▶ **課題一覧**
1. 下に引用した初心をめぐる文章から、「頃から」を含む語句をすべて抜き出しなさい。
2. 下に引用した初心をめぐる文章の最後の文に続けて、その先を引き継いで書きなさい。

▶ **引用文**
見出し画像

人生かけてだいじにしたい初心を思い出した

借の多い生涯を送ってきました。


小さな頃からとろくて、空気の読めないところがあって。
マイワンダーワールドの住人だったわたしはあまり協調性がなく、幼稚園の頃からどこかちょっとみんなの輪から浮いていました。

多少は社会性を身につけたものの、やっぱり人の世を渡るのはうまくありません。
「向こう見ずなビビり」とでもいいましょうか。
興味を持ったものごとにあれこれダイブしていくのですが、ちょっとのことですぐ音を上げる我慢弱さも子どもの頃から変わりません。

世の中には人を頼るのが苦手な人も多いようです。
我慢弱い性格のわたしは恥も忍ばず、自ら「タスケテ!」と助けを請いまくり、周囲の人たちに借りばかりつくって今もなお生きています。

▶ **提供資料**
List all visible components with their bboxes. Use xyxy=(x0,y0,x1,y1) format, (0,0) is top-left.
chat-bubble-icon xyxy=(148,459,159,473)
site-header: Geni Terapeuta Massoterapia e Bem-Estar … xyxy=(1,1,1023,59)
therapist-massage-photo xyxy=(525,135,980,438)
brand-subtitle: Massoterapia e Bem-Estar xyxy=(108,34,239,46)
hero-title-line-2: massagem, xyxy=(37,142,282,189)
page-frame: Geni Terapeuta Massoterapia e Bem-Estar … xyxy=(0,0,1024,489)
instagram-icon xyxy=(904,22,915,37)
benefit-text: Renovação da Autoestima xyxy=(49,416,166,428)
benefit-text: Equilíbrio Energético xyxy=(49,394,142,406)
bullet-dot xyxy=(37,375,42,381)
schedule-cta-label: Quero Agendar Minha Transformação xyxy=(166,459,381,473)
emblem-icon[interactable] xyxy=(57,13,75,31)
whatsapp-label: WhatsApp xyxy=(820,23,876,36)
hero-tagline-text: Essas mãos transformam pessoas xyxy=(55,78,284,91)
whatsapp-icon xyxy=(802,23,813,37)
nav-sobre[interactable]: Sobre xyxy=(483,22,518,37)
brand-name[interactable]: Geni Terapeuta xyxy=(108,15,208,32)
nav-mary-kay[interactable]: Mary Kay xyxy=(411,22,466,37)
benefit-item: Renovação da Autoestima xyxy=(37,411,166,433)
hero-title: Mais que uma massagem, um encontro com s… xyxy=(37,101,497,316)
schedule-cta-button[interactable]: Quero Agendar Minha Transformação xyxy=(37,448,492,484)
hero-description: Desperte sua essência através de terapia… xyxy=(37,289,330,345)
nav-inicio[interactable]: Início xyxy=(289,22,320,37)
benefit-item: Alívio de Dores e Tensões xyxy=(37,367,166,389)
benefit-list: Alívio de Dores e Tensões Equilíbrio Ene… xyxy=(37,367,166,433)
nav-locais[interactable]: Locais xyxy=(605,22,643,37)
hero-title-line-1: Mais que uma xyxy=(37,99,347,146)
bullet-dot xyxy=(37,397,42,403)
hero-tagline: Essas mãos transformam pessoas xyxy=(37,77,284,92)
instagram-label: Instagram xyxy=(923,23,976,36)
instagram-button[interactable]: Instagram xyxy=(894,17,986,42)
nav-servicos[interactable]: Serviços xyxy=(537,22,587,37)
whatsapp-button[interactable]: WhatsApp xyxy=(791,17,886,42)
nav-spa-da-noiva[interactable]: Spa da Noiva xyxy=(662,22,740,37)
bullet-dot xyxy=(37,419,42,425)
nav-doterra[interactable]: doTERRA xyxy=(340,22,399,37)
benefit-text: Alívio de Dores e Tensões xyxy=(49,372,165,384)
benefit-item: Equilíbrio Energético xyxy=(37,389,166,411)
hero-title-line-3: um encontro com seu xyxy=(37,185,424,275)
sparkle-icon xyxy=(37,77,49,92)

▶ **課題の解答**
1.
小さな頃から
幼稚園の頃から
子どもの頃から

2.
高校入試の当日、ペンケースを忘れて青ざめるわたしにシャーペンと消しゴムを貸してくれた隣のあの子のこと、今でも忘れません。


さて、わたしはライターの「ラ」の二画目の「フ」の部分を書き始めんとするあたりで、とあるライターコミュニティに入りました。

つまり、まだまともにライターとして活動していなかったのに、ライターのコミュニティに入ったわけです。
両親とももっと控えめな性格です。面の皮の厚さは一体誰に似たのでしょうか。

そんなわたしを温かく受け入れてくれたのが『大阪ものかき隊』でした。
記事をつくるのにはまず構成が必要だということさえ知らなかったわたしです。
子どもが自転車に乗る練習を手伝う親のように、後ろからずっと支え続けてくれました。いや今も。

そう、ものかき隊はもはやライター・えいみの生みの親だといっても過言ではありません。


クライアントから高圧的なメッセージをもらったときには半べそをかきながら先輩を呼び出し、一緒に対応を考えてもらいました。

別の日には「構成がつくれません!」とまた先輩を呼び出し、2時間以上かけてみっちり教えてもらいました。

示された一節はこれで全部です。